◆ Your objective: Repeat the full listing, word for word.

◆ Records to use:

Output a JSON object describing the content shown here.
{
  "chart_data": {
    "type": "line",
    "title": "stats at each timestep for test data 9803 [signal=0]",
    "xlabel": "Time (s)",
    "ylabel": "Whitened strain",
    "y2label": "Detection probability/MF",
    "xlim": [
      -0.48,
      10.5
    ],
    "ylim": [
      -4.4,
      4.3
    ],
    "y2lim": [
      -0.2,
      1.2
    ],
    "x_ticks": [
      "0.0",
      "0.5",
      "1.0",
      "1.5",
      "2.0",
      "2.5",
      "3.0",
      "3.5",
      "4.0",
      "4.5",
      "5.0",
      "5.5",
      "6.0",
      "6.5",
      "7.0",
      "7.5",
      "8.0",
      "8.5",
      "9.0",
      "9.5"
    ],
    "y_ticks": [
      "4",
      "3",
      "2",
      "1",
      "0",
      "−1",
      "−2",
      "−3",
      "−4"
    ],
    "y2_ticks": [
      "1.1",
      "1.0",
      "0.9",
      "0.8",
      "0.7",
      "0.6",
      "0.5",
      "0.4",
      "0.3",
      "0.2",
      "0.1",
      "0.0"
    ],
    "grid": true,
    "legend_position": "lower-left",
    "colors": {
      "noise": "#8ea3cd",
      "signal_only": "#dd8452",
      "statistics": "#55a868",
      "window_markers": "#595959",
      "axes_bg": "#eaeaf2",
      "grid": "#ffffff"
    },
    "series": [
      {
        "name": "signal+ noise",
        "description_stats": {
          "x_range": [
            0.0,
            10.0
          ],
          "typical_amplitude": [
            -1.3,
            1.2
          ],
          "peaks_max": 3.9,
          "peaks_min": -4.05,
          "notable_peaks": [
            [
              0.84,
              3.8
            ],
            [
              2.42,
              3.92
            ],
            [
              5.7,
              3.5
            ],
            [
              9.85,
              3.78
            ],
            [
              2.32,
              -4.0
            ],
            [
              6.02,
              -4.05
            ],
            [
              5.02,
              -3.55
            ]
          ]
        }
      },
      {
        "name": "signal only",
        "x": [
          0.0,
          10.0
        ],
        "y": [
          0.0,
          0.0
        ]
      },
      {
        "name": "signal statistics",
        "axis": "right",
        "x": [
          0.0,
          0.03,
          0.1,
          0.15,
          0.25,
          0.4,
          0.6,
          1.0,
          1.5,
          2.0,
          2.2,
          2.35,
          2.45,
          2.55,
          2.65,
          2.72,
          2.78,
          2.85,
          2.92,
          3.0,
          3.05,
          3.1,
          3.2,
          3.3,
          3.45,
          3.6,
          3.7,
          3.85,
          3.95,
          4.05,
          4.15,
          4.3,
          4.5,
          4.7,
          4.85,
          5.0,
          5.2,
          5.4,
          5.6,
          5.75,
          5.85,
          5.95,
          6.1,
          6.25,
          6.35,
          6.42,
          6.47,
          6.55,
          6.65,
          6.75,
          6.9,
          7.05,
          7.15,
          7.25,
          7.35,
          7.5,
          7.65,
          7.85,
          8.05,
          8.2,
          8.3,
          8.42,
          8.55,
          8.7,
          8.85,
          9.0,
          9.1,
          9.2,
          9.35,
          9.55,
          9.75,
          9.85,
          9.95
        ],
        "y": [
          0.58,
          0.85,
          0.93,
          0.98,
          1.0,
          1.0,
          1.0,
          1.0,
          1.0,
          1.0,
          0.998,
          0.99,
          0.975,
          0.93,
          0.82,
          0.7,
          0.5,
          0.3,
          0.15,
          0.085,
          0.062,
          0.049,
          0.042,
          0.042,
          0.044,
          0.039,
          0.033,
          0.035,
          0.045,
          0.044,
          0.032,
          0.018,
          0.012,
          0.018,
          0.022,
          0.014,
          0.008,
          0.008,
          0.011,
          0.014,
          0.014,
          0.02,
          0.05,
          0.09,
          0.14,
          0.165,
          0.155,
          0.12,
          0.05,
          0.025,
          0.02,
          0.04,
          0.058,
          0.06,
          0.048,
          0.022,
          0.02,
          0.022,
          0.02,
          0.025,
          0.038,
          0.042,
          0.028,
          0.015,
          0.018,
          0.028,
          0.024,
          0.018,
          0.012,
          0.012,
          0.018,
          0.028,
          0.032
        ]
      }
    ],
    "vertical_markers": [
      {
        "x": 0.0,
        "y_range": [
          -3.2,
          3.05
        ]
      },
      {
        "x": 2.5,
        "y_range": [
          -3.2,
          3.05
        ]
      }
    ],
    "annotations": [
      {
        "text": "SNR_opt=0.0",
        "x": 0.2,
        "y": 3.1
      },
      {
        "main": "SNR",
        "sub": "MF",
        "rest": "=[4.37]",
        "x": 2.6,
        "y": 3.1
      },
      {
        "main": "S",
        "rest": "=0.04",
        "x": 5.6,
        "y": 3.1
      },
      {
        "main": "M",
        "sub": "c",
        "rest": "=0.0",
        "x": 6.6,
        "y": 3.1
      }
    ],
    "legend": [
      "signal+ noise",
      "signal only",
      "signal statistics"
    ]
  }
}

◆ Solution for this exercise:
Output a JSON object describing the content shown here.
{
  "chart_data": {
    "type": "line",
    "title": "stats at each timestep for test data 9803 [signal=0]",
    "xlabel": "Time (s)",
    "ylabel": "Whitened strain",
    "y2label": "Detection probability/MF",
    "xlim": [
      -0.48,
      10.5
    ],
    "ylim": [
      -4.4,
      4.3
    ],
    "y2lim": [
      -0.2,
      1.2
    ],
    "x_ticks": [
      "0.0",
      "0.5",
      "1.0",
      "1.5",
      "2.0",
      "2.5",
      "3.0",
      "3.5",
      "4.0",
      "4.5",
      "5.0",
      "5.5",
      "6.0",
      "6.5",
      "7.0",
      "7.5",
      "8.0",
      "8.5",
      "9.0",
      "9.5"
    ],
    "y_ticks": [
      "4",
      "3",
      "2",
      "1",
      "0",
      "−1",
      "−2",
      "−3",
      "−4"
    ],
    "y2_ticks": [
      "1.1",
      "1.0",
      "0.9",
      "0.8",
      "0.7",
      "0.6",
      "0.5",
      "0.4",
      "0.3",
      "0.2",
      "0.1",
      "0.0"
    ],
    "grid": true,
    "legend_position": "lower-left",
    "colors": {
      "noise": "#8ea3cd",
      "signal_only": "#dd8452",
      "statistics": "#55a868",
      "window_markers": "#595959",
      "axes_bg": "#eaeaf2",
      "grid": "#ffffff"
    },
    "series": [
      {
        "name": "signal+ noise",
        "description_stats": {
          "x_range": [
            0.0,
            10.0
          ],
          "typical_amplitude": [
            -1.3,
            1.2
          ],
          "peaks_max": 3.9,
          "peaks_min": -4.05,
          "notable_peaks": [
            [
              0.84,
              3.8
            ],
            [
              2.42,
              3.92
            ],
            [
              5.7,
              3.5
            ],
            [
              9.85,
              3.78
            ],
            [
              2.32,
              -4.0
            ],
            [
              6.02,
              -4.05
            ],
            [
              5.02,
              -3.55
            ]
          ]
        }
      },
      {
        "name": "signal only",
        "x": [
          0.0,
          10.0
        ],
        "y": [
          0.0,
          0.0
        ]
      },
      {
        "name": "signal statistics",
        "axis": "right",
        "x": [
          0.0,
          0.03,
          0.1,
          0.15,
          0.25,
          0.4,
          0.6,
          1.0,
          1.5,
          2.0,
          2.2,
          2.35,
          2.45,
          2.55,
          2.65,
          2.72,
          2.78,
          2.85,
          2.92,
          3.0,
          3.05,
          3.1,
          3.2,
          3.3,
          3.45,
          3.6,
          3.7,
          3.85,
          3.95,
          4.05,
          4.15,
          4.3,
          4.5,
          4.7,
          4.85,
          5.0,
          5.2,
          5.4,
          5.6,
          5.75,
          5.85,
          5.95,
          6.1,
          6.25,
          6.35,
          6.42,
          6.47,
          6.55,
          6.65,
          6.75,
          6.9,
          7.05,
          7.15,
          7.25,
          7.35,
          7.5,
          7.65,
          7.85,
          8.05,
          8.2,
          8.3,
          8.42,
          8.55,
          8.7,
          8.85,
          9.0,
          9.1,
          9.2,
          9.35,
          9.55,
          9.75,
          9.85,
          9.95
        ],
        "y": [
          0.58,
          0.85,
          0.93,
          0.98,
          1.0,
          1.0,
          1.0,
          1.0,
          1.0,
          1.0,
          0.998,
          0.99,
          0.975,
          0.93,
          0.82,
          0.7,
          0.5,
          0.3,
          0.15,
          0.085,
          0.062,
          0.049,
          0.042,
          0.042,
          0.044,
          0.039,
          0.033,
          0.035,
          0.045,
          0.044,
          0.032,
          0.018,
          0.012,
          0.018,
          0.022,
          0.014,
          0.008,
          0.008,
          0.011,
          0.014,
          0.014,
          0.02,
          0.05,
          0.09,
          0.14,
          0.165,
          0.155,
          0.12,
          0.05,
          0.025,
          0.02,
          0.04,
          0.058,
          0.06,
          0.048,
          0.022,
          0.02,
          0.022,
          0.02,
          0.025,
          0.038,
          0.042,
          0.028,
          0.015,
          0.018,
          0.028,
          0.024,
          0.018,
          0.012,
          0.012,
          0.018,
          0.028,
          0.032
        ]
      }
    ],
    "vertical_markers": [
      {
        "x": 0.0,
        "y_range": [
          -3.2,
          3.05
        ]
      },
      {
        "x": 2.5,
        "y_range": [
          -3.2,
          3.05
        ]
      }
    ],
    "annotations": [
      {
        "text": "SNR_opt=0.0",
        "x": 0.2,
        "y": 3.1
      },
      {
        "main": "SNR",
        "sub": "MF",
        "rest": "=[4.37]",
        "x": 2.6,
        "y": 3.1
      },
      {
        "main": "S",
        "rest": "=0.04",
        "x": 5.6,
        "y": 3.1
      },
      {
        "main": "M",
        "sub": "c",
        "rest": "=0.0",
        "x": 6.6,
        "y": 3.1
      }
    ],
    "legend": [
      "signal+ noise",
      "signal only",
      "signal statistics"
    ]
  }
}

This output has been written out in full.